[Collection entries]
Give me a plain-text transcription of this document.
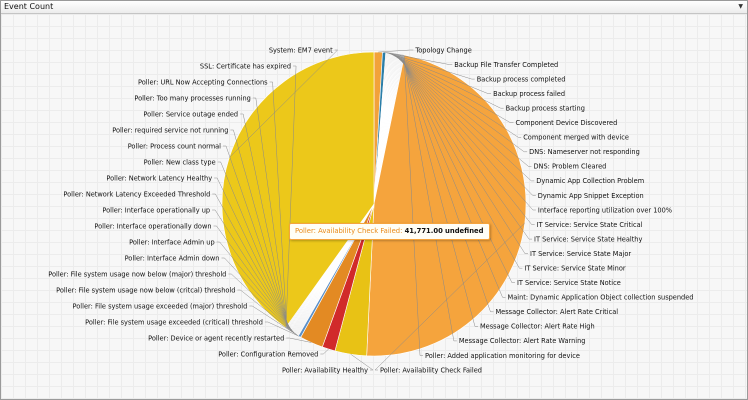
Event Count	▼
Topology Change
Backup File Transfer Completed
Backup process completed
Backup process failed
Backup process starting
Component Device Discovered
Component merged with device
DNS: Nameserver not responding
DNS: Problem Cleared
Dynamic App Collection Problem
Dynamic App Snippet Exception
Interface reporting utilization over 100%
IT Service: Service State Critical
IT Service: Service State Healthy
IT Service: Service State Major
IT Service: Service State Minor
IT Service: Service State Notice
Maint: Dynamic Application Object collection suspended
Message Collector: Alert Rate Critical
Message Collector: Alert Rate High
Message Collector: Alert Rate Warning
Poller: Added application monitoring for device
Poller: Availability Check Failed
System: EM7 event
SSL: Certificate has expired
Poller: URL Now Accepting Connections
Poller: Too many processes running
Poller: Service outage ended
Poller: required service not running
Poller: Process count normal
Poller: New class type
Poller: Network Latency Healthy
Poller: Network Latency Exceeded Threshold
Poller: Interface operationally up
Poller: Interface operationally down
Poller: Interface Admin up
Poller: Interface Admin down
Poller: File system usage now below (major) threshold
Poller: File system usage now below (critcal) threshold
Poller: File system usage exceeded (major) threshold
Poller: File system usage exceeded (critical) threshold
Poller: Device or agent recently restarted
Poller: Configuration Removed
Poller: Availability Healthy
Poller: Availability Check Failed: 41,771.00 undefined
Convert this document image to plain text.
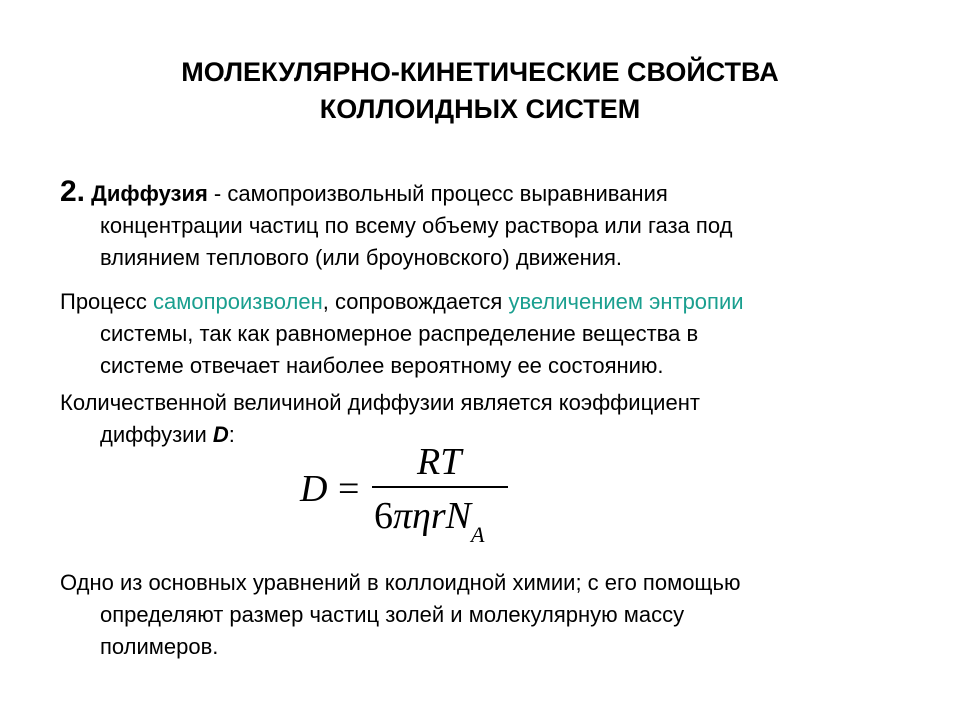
МОЛЕКУЛЯРНО-КИНЕТИЧЕСКИЕ СВОЙСТВА
КОЛЛОИДНЫХ СИСТЕМ
2. Диффузия - самопроизвольный процесс выравнивания
концентрации частиц по всему объему раствора или газа под
влиянием теплового (или броуновского) движения.
Процесс самопроизволен, сопровождается увеличением энтропии
системы, так как равномерное распределение вещества в
системе отвечает наиболее вероятному ее состоянию.
Количественной величиной диффузии является коэффициент
диффузии D:
D =
RT
6πηrN$_A$
Одно из основных уравнений в коллоидной химии; с его помощью
определяют размер частиц золей и молекулярную массу
полимеров.
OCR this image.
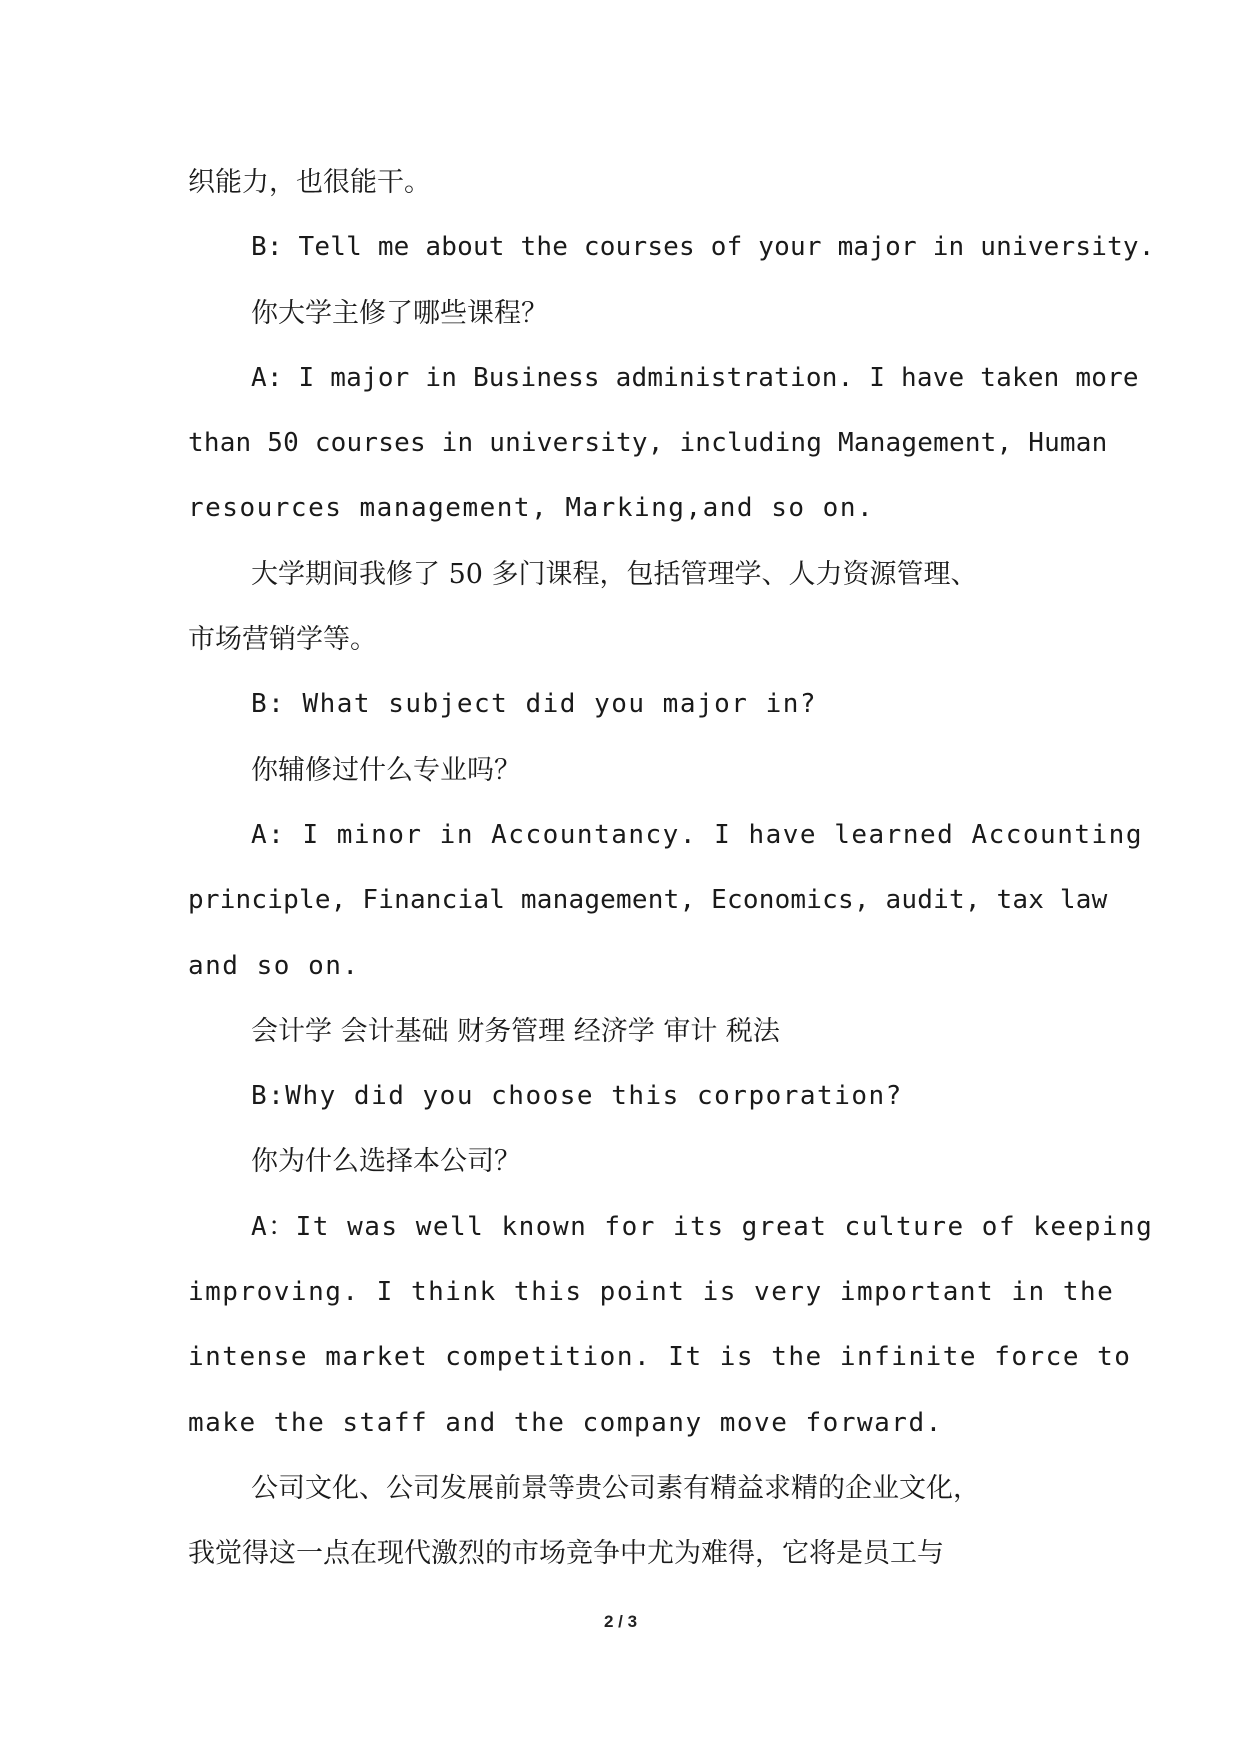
织能力，也很能干。
B: Tell me about the courses of your major in university.
你大学主修了哪些课程？
A: I major in Business administration. I have taken more
than 50 courses in university, including Management, Human
resources management, Marking,and so on.
大学期间我修了 50 多门课程，包括管理学、人力资源管理、
市场营销学等。
B: What subject did you major in?
你辅修过什么专业吗？
A: I minor in Accountancy. I have learned Accounting
principle, Financial management, Economics, audit, tax law
and so on.
会计学 会计基础 财务管理 经济学 审计 税法
B:Why did you choose this corporation?
你为什么选择本公司？
A：It was well known for its great culture of keeping
improving. I think this point is very important in the
intense market competition. It is the infinite force to
make the staff and the company move forward.
公司文化、公司发展前景等贵公司素有精益求精的企业文化，
我觉得这一点在现代激烈的市场竞争中尤为难得，它将是员工与
2 / 3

> **TASK DETAILS**
Repeat the material above in full and exactly, omitting the pictures.

> **WORKED SOLUTION**
Give me a plain-text transcription of this document.
Event Count	▼
Topology Change
Backup File Transfer Completed
Backup process completed
Backup process failed
Backup process starting
Component Device Discovered
Component merged with device
DNS: Nameserver not responding
DNS: Problem Cleared
Dynamic App Collection Problem
Dynamic App Snippet Exception
Interface reporting utilization over 100%
IT Service: Service State Critical
IT Service: Service State Healthy
IT Service: Service State Major
IT Service: Service State Minor
IT Service: Service State Notice
Maint: Dynamic Application Object collection suspended
Message Collector: Alert Rate Critical
Message Collector: Alert Rate High
Message Collector: Alert Rate Warning
Poller: Added application monitoring for device
Poller: Availability Check Failed
System: EM7 event
SSL: Certificate has expired
Poller: URL Now Accepting Connections
Poller: Too many processes running
Poller: Service outage ended
Poller: required service not running
Poller: Process count normal
Poller: New class type
Poller: Network Latency Healthy
Poller: Network Latency Exceeded Threshold
Poller: Interface operationally up
Poller: Interface operationally down
Poller: Interface Admin up
Poller: Interface Admin down
Poller: File system usage now below (major) threshold
Poller: File system usage now below (critcal) threshold
Poller: File system usage exceeded (major) threshold
Poller: File system usage exceeded (critical) threshold
Poller: Device or agent recently restarted
Poller: Configuration Removed
Poller: Availability Healthy
Poller: Availability Check Failed: 41,771.00 undefined
Convert this document image to plain text.
МОЛЕКУЛЯРНО-КИНЕТИЧЕСКИЕ СВОЙСТВА
КОЛЛОИДНЫХ СИСТЕМ
2. Диффузия - самопроизвольный процесс выравнивания
концентрации частиц по всему объему раствора или газа под
влиянием теплового (или броуновского) движения.
Процесс самопроизволен, сопровождается увеличением энтропии
системы, так как равномерное распределение вещества в
системе отвечает наиболее вероятному ее состоянию.
Количественной величиной диффузии является коэффициент
диффузии D:
D =
RT
6πηrN$_A$
Одно из основных уравнений в коллоидной химии; с его помощью
определяют размер частиц золей и молекулярную массу
полимеров.
OCR this image.
织能力，也很能干。
B: Tell me about the courses of your major in university.
你大学主修了哪些课程？
A: I major in Business administration. I have taken more
than 50 courses in university, including Management, Human
resources management, Marking,and so on.
大学期间我修了 50 多门课程，包括管理学、人力资源管理、
市场营销学等。
B: What subject did you major in?
你辅修过什么专业吗？
A: I minor in Accountancy. I have learned Accounting
principle, Financial management, Economics, audit, tax law
and so on.
会计学 会计基础 财务管理 经济学 审计 税法
B:Why did you choose this corporation?
你为什么选择本公司？
A：It was well known for its great culture of keeping
improving. I think this point is very important in the
intense market competition. It is the infinite force to
make the staff and the company move forward.
公司文化、公司发展前景等贵公司素有精益求精的企业文化，
我觉得这一点在现代激烈的市场竞争中尤为难得，它将是员工与
2 / 3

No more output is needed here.